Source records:
______
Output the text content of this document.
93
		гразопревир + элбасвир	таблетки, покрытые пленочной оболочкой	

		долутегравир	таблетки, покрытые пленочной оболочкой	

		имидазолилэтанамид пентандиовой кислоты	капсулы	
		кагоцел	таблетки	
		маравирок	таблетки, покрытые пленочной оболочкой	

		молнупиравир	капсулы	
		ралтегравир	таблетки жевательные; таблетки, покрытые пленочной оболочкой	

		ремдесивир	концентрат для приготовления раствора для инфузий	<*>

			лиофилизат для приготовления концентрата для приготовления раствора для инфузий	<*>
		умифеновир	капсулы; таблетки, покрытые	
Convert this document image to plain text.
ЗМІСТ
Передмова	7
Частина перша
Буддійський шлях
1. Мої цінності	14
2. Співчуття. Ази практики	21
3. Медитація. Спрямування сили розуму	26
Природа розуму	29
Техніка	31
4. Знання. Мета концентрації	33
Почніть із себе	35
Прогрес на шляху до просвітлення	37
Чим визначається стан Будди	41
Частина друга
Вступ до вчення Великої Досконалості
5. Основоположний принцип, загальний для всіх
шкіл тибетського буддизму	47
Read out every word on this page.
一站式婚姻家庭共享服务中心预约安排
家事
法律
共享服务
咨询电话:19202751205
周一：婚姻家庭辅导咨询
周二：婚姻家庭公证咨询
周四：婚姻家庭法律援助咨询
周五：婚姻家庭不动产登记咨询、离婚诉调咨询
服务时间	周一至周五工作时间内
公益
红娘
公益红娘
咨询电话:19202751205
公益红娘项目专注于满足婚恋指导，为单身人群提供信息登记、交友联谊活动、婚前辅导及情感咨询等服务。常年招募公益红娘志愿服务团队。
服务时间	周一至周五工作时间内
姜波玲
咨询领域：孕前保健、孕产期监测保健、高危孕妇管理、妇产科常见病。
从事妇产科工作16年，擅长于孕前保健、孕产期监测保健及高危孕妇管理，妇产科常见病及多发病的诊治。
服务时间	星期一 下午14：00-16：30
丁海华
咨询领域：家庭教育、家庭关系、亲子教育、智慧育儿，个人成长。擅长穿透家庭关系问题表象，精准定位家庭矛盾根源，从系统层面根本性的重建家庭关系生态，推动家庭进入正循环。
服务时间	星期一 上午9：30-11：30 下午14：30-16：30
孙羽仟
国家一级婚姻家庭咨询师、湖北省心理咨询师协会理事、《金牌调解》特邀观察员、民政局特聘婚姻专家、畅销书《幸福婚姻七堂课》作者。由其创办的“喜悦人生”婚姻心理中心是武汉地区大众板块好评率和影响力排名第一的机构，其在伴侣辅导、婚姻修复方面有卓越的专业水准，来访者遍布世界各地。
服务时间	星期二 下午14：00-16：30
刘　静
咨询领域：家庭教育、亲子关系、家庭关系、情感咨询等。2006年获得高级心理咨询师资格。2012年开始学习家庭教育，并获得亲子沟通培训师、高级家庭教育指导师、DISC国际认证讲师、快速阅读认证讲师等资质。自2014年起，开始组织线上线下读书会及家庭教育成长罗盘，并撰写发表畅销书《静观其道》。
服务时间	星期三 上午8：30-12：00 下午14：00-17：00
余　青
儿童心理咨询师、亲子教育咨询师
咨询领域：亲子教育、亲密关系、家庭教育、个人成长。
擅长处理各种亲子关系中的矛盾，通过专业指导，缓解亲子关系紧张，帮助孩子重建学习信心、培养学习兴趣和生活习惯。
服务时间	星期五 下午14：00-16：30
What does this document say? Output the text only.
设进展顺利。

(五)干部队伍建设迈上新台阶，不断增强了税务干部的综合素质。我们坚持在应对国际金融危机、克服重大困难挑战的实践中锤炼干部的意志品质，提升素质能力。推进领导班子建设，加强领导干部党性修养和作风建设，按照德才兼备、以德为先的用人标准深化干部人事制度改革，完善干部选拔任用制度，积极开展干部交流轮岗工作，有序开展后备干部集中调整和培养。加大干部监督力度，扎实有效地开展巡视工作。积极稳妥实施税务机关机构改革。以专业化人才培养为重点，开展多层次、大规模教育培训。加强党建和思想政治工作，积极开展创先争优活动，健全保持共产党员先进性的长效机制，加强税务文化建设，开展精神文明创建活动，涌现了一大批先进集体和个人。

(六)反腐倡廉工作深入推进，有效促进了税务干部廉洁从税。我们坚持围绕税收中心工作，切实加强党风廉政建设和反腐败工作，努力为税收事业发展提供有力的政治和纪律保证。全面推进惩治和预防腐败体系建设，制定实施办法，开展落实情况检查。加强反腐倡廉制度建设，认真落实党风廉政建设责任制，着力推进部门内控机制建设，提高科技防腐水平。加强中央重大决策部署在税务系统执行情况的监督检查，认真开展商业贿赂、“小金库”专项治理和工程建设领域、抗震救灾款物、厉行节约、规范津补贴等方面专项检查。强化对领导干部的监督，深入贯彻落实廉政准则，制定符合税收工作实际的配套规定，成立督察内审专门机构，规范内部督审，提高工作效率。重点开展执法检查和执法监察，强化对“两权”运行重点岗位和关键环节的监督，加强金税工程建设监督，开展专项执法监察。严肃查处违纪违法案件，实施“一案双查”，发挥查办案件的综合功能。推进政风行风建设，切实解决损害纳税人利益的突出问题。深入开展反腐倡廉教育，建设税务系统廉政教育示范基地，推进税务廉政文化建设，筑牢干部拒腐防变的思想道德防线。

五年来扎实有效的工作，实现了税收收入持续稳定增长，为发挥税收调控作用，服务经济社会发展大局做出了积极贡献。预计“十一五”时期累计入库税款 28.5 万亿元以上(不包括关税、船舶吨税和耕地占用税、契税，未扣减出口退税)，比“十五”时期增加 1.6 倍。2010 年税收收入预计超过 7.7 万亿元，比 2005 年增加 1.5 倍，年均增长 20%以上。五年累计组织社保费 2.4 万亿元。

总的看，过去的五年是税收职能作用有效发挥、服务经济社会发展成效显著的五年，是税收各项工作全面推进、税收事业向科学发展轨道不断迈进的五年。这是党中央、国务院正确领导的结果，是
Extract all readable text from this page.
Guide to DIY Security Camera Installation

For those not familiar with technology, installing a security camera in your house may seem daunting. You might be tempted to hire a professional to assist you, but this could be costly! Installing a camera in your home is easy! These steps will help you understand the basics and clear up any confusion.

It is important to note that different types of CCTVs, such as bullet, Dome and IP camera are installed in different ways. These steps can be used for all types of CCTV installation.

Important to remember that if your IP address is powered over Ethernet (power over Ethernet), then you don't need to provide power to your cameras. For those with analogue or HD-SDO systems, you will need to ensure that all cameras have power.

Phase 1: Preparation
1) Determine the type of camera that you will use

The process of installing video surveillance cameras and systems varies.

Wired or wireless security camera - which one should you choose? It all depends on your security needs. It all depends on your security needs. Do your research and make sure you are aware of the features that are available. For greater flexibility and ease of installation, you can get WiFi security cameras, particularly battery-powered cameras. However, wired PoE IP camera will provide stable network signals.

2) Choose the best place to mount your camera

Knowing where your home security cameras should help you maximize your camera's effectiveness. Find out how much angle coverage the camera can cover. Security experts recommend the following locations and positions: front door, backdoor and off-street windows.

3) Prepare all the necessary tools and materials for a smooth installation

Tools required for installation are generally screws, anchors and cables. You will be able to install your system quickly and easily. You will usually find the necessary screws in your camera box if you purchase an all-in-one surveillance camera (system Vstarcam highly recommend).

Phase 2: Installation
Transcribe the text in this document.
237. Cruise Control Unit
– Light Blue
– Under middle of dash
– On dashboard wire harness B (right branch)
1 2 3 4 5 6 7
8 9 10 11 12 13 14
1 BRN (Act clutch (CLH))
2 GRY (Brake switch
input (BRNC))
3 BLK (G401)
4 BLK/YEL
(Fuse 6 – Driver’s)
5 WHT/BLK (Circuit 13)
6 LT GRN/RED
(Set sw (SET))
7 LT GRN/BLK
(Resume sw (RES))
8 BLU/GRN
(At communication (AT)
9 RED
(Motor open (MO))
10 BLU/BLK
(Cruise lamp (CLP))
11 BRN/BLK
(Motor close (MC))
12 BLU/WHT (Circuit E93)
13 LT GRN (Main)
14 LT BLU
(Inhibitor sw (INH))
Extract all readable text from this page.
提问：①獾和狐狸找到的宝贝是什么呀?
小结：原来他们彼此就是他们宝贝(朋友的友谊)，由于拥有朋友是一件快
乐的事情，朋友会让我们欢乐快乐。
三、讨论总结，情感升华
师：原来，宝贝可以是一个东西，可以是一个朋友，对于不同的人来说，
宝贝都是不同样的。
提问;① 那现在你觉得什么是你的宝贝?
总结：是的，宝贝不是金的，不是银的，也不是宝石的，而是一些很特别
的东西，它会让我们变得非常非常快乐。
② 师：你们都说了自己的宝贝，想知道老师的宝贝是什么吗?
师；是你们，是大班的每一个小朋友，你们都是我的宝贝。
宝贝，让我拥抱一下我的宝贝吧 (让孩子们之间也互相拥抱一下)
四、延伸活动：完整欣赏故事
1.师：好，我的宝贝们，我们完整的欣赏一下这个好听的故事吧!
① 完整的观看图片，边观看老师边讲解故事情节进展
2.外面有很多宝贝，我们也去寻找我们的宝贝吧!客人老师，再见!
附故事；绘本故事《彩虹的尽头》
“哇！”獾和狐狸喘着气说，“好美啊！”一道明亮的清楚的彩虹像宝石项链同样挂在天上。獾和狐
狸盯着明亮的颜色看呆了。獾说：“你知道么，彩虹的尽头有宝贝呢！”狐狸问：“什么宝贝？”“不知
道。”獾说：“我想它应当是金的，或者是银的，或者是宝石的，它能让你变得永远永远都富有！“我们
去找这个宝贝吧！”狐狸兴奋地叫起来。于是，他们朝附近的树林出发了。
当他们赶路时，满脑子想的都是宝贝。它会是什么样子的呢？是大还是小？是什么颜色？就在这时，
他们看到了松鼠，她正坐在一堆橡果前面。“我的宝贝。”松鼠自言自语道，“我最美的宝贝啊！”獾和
______
▶ _Request_
In the records above, locate each line with the word "家庭教育". Copy all such lines.

▶ _Response to this exercise_
咨询领域：家庭教育、家庭关系、亲子教育、智慧育儿，个人成长。擅长穿透家庭关系问题表象，精准定位家庭矛盾根源，从系统层面根本性的重建家庭关系生态，推动家庭进入正循环。
咨询领域：家庭教育、亲子关系、家庭关系、情感咨询等。2006年获得高级心理咨询师资格。2012年开始学习家庭教育，并获得亲子沟通培训师、高级家庭教育指导师、DISC国际认证讲师、快速阅读认证讲师等资质。自2014年起，开始组织线上线下读书会及家庭教育成长罗盘，并撰写发表畅销书《静观其道》。
咨询领域：亲子教育、亲密关系、家庭教育、个人成长。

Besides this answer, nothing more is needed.